Challenge
Could you extract every entry below and reproduce it exactly?

——

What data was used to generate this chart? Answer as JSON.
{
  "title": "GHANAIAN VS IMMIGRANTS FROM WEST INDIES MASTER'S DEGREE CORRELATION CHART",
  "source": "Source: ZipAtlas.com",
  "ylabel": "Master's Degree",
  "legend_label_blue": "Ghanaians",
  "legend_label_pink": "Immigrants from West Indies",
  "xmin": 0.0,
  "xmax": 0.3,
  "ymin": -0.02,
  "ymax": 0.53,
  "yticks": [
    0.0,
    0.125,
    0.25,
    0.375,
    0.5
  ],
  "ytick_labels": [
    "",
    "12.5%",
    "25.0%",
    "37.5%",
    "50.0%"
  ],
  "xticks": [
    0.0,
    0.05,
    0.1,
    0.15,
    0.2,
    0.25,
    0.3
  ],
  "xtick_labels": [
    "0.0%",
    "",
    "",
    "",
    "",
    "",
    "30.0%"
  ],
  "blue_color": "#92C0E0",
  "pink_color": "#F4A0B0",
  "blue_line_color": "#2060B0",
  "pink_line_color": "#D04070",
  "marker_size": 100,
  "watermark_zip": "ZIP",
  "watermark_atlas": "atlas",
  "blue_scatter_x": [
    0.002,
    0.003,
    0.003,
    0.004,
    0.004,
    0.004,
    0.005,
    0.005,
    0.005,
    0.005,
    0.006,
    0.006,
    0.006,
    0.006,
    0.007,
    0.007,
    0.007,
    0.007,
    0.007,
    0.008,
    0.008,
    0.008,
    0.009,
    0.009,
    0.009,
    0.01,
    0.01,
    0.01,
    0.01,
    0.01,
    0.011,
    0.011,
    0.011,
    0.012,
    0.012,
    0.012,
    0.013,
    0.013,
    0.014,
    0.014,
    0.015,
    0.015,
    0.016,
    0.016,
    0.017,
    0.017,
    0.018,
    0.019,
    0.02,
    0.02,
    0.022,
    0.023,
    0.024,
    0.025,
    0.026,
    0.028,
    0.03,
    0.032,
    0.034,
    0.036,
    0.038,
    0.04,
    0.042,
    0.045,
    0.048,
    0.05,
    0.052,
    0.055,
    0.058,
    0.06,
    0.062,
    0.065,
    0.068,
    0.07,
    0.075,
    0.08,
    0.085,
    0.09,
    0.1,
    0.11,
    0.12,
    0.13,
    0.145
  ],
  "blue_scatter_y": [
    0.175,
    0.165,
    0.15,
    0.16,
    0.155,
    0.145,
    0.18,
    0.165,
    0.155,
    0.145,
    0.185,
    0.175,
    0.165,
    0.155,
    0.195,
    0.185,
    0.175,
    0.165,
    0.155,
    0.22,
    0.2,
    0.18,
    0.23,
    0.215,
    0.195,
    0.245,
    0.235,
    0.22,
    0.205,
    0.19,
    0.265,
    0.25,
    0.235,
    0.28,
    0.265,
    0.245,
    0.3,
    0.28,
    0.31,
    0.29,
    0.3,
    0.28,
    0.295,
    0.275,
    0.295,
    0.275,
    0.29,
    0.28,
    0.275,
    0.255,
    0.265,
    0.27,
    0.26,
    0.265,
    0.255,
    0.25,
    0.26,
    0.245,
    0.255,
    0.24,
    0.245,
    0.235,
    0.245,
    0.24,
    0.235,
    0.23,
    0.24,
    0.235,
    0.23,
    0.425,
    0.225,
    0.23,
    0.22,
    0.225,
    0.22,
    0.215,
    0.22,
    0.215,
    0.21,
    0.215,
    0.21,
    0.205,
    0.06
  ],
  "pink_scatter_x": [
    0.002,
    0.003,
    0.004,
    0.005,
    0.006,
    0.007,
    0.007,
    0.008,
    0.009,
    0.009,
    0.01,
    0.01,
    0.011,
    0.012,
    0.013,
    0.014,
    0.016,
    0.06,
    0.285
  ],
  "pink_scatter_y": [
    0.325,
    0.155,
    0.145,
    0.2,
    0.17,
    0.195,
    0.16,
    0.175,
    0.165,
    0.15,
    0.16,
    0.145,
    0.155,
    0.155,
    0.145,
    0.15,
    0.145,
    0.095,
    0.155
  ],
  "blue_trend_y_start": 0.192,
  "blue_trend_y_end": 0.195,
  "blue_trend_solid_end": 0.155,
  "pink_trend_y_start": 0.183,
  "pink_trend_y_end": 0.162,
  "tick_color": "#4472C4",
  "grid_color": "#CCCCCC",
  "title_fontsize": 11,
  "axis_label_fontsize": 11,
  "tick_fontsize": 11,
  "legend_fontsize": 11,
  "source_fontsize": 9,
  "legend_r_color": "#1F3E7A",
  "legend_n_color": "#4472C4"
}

——

Full answer
What data was used to generate this chart? Answer as JSON.
{
  "title": "GHANAIAN VS IMMIGRANTS FROM WEST INDIES MASTER'S DEGREE CORRELATION CHART",
  "source": "Source: ZipAtlas.com",
  "ylabel": "Master's Degree",
  "legend_label_blue": "Ghanaians",
  "legend_label_pink": "Immigrants from West Indies",
  "xmin": 0.0,
  "xmax": 0.3,
  "ymin": -0.02,
  "ymax": 0.53,
  "yticks": [
    0.0,
    0.125,
    0.25,
    0.375,
    0.5
  ],
  "ytick_labels": [
    "",
    "12.5%",
    "25.0%",
    "37.5%",
    "50.0%"
  ],
  "xticks": [
    0.0,
    0.05,
    0.1,
    0.15,
    0.2,
    0.25,
    0.3
  ],
  "xtick_labels": [
    "0.0%",
    "",
    "",
    "",
    "",
    "",
    "30.0%"
  ],
  "blue_color": "#92C0E0",
  "pink_color": "#F4A0B0",
  "blue_line_color": "#2060B0",
  "pink_line_color": "#D04070",
  "marker_size": 100,
  "watermark_zip": "ZIP",
  "watermark_atlas": "atlas",
  "blue_scatter_x": [
    0.002,
    0.003,
    0.003,
    0.004,
    0.004,
    0.004,
    0.005,
    0.005,
    0.005,
    0.005,
    0.006,
    0.006,
    0.006,
    0.006,
    0.007,
    0.007,
    0.007,
    0.007,
    0.007,
    0.008,
    0.008,
    0.008,
    0.009,
    0.009,
    0.009,
    0.01,
    0.01,
    0.01,
    0.01,
    0.01,
    0.011,
    0.011,
    0.011,
    0.012,
    0.012,
    0.012,
    0.013,
    0.013,
    0.014,
    0.014,
    0.015,
    0.015,
    0.016,
    0.016,
    0.017,
    0.017,
    0.018,
    0.019,
    0.02,
    0.02,
    0.022,
    0.023,
    0.024,
    0.025,
    0.026,
    0.028,
    0.03,
    0.032,
    0.034,
    0.036,
    0.038,
    0.04,
    0.042,
    0.045,
    0.048,
    0.05,
    0.052,
    0.055,
    0.058,
    0.06,
    0.062,
    0.065,
    0.068,
    0.07,
    0.075,
    0.08,
    0.085,
    0.09,
    0.1,
    0.11,
    0.12,
    0.13,
    0.145
  ],
  "blue_scatter_y": [
    0.175,
    0.165,
    0.15,
    0.16,
    0.155,
    0.145,
    0.18,
    0.165,
    0.155,
    0.145,
    0.185,
    0.175,
    0.165,
    0.155,
    0.195,
    0.185,
    0.175,
    0.165,
    0.155,
    0.22,
    0.2,
    0.18,
    0.23,
    0.215,
    0.195,
    0.245,
    0.235,
    0.22,
    0.205,
    0.19,
    0.265,
    0.25,
    0.235,
    0.28,
    0.265,
    0.245,
    0.3,
    0.28,
    0.31,
    0.29,
    0.3,
    0.28,
    0.295,
    0.275,
    0.295,
    0.275,
    0.29,
    0.28,
    0.275,
    0.255,
    0.265,
    0.27,
    0.26,
    0.265,
    0.255,
    0.25,
    0.26,
    0.245,
    0.255,
    0.24,
    0.245,
    0.235,
    0.245,
    0.24,
    0.235,
    0.23,
    0.24,
    0.235,
    0.23,
    0.425,
    0.225,
    0.23,
    0.22,
    0.225,
    0.22,
    0.215,
    0.22,
    0.215,
    0.21,
    0.215,
    0.21,
    0.205,
    0.06
  ],
  "pink_scatter_x": [
    0.002,
    0.003,
    0.004,
    0.005,
    0.006,
    0.007,
    0.007,
    0.008,
    0.009,
    0.009,
    0.01,
    0.01,
    0.011,
    0.012,
    0.013,
    0.014,
    0.016,
    0.06,
    0.285
  ],
  "pink_scatter_y": [
    0.325,
    0.155,
    0.145,
    0.2,
    0.17,
    0.195,
    0.16,
    0.175,
    0.165,
    0.15,
    0.16,
    0.145,
    0.155,
    0.155,
    0.145,
    0.15,
    0.145,
    0.095,
    0.155
  ],
  "blue_trend_y_start": 0.192,
  "blue_trend_y_end": 0.195,
  "blue_trend_solid_end": 0.155,
  "pink_trend_y_start": 0.183,
  "pink_trend_y_end": 0.162,
  "tick_color": "#4472C4",
  "grid_color": "#CCCCCC",
  "title_fontsize": 11,
  "axis_label_fontsize": 11,
  "tick_fontsize": 11,
  "legend_fontsize": 11,
  "source_fontsize": 9,
  "legend_r_color": "#1F3E7A",
  "legend_n_color": "#4472C4"
}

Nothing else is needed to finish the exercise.